• **Written problem**: Write out the material again word for word, dropping any images it holds.

-------------------------

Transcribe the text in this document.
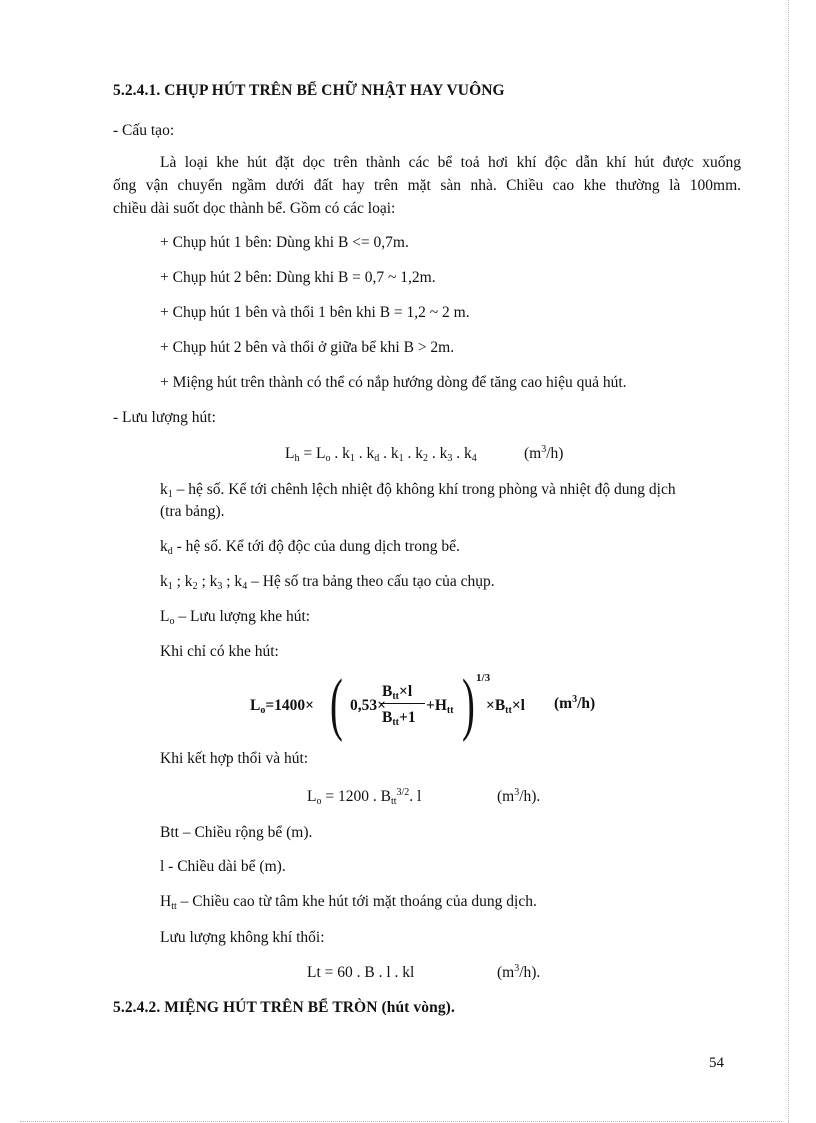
5.2.4.1. CHỤP HÚT TRÊN BỂ CHỮ NHẬT HAY VUÔNG
- Cấu tạo:
Là loại khe hút đặt dọc trên thành các bể toả hơi khí độc dẫn khí hút được xuống
ống vận chuyển ngầm dưới đất hay trên mặt sàn nhà. Chiều cao khe thường là 100mm.
chiều dài suốt dọc thành bể. Gồm có các loại:
+ Chụp hút 1 bên: Dùng khi B <= 0,7m.
+ Chụp hút 2 bên: Dùng khi B = 0,7 ~ 1,2m.
+ Chụp hút 1 bên và thổi 1 bên khi B = 1,2 ~ 2 m.
+ Chụp hút 2 bên và thổi ở giữa bể khi B > 2m.
+ Miệng hút trên thành có thể có nắp hướng dòng để tăng cao hiệu quả hút.
- Lưu lượng hút:
$L_h = L_o$ . $k_1$ . $k_d$ . $k_1$ . $k_2$ . $k_3$ . $k_4$	$(m^3/h)$
$k_1$ – hệ số. Kể tới chênh lệch nhiệt độ không khí trong phòng và nhiệt độ dung dịch
(tra bảng).
$k_d$ - hệ số. Kể tới độ độc của dung dịch trong bể.
$k_1$ ; $k_2$ ; $k_3$ ; $k_4$ – Hệ số tra bảng theo cấu tạo của chụp.
$L_o$ – Lưu lượng khe hút:
Khi chỉ có khe hút:
$L_o=1400\times$ ( 0,53×
$B_{tt}\times l$
$B_{tt}+1$
$+H_{tt}$ ) 1/3
$\times B_{tt}\times l$ $(m^3/h)$
Khi kết hợp thổi và hút:
$L_o = 1200$ . $B_{tt}^{3/2}$. l	$(m^3/h)$.
Btt – Chiều rộng bể (m).
l - Chiều dài bể (m).
$H_{tt}$ – Chiều cao từ tâm khe hút tới mặt thoáng của dung dịch.
Lưu lượng không khí thổi:
Lt = 60 . B . l . kl	$(m^3/h)$.
5.2.4.2. MIỆNG HÚT TRÊN BỂ TRÒN (hút vòng).
54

-------------------------

• **Finished answer**:
Transcribe the text in this document.
5.2.4.1. CHỤP HÚT TRÊN BỂ CHỮ NHẬT HAY VUÔNG
- Cấu tạo:
Là loại khe hút đặt dọc trên thành các bể toả hơi khí độc dẫn khí hút được xuống
ống vận chuyển ngầm dưới đất hay trên mặt sàn nhà. Chiều cao khe thường là 100mm.
chiều dài suốt dọc thành bể. Gồm có các loại:
+ Chụp hút 1 bên: Dùng khi B <= 0,7m.
+ Chụp hút 2 bên: Dùng khi B = 0,7 ~ 1,2m.
+ Chụp hút 1 bên và thổi 1 bên khi B = 1,2 ~ 2 m.
+ Chụp hút 2 bên và thổi ở giữa bể khi B > 2m.
+ Miệng hút trên thành có thể có nắp hướng dòng để tăng cao hiệu quả hút.
- Lưu lượng hút:
$L_h = L_o$ . $k_1$ . $k_d$ . $k_1$ . $k_2$ . $k_3$ . $k_4$	$(m^3/h)$
$k_1$ – hệ số. Kể tới chênh lệch nhiệt độ không khí trong phòng và nhiệt độ dung dịch
(tra bảng).
$k_d$ - hệ số. Kể tới độ độc của dung dịch trong bể.
$k_1$ ; $k_2$ ; $k_3$ ; $k_4$ – Hệ số tra bảng theo cấu tạo của chụp.
$L_o$ – Lưu lượng khe hút:
Khi chỉ có khe hút:
$L_o=1400\times$ ( 0,53×
$B_{tt}\times l$
$B_{tt}+1$
$+H_{tt}$ ) 1/3
$\times B_{tt}\times l$ $(m^3/h)$
Khi kết hợp thổi và hút:
$L_o = 1200$ . $B_{tt}^{3/2}$. l	$(m^3/h)$.
Btt – Chiều rộng bể (m).
l - Chiều dài bể (m).
$H_{tt}$ – Chiều cao từ tâm khe hút tới mặt thoáng của dung dịch.
Lưu lượng không khí thổi:
Lt = 60 . B . l . kl	$(m^3/h)$.
5.2.4.2. MIỆNG HÚT TRÊN BỂ TRÒN (hút vòng).
54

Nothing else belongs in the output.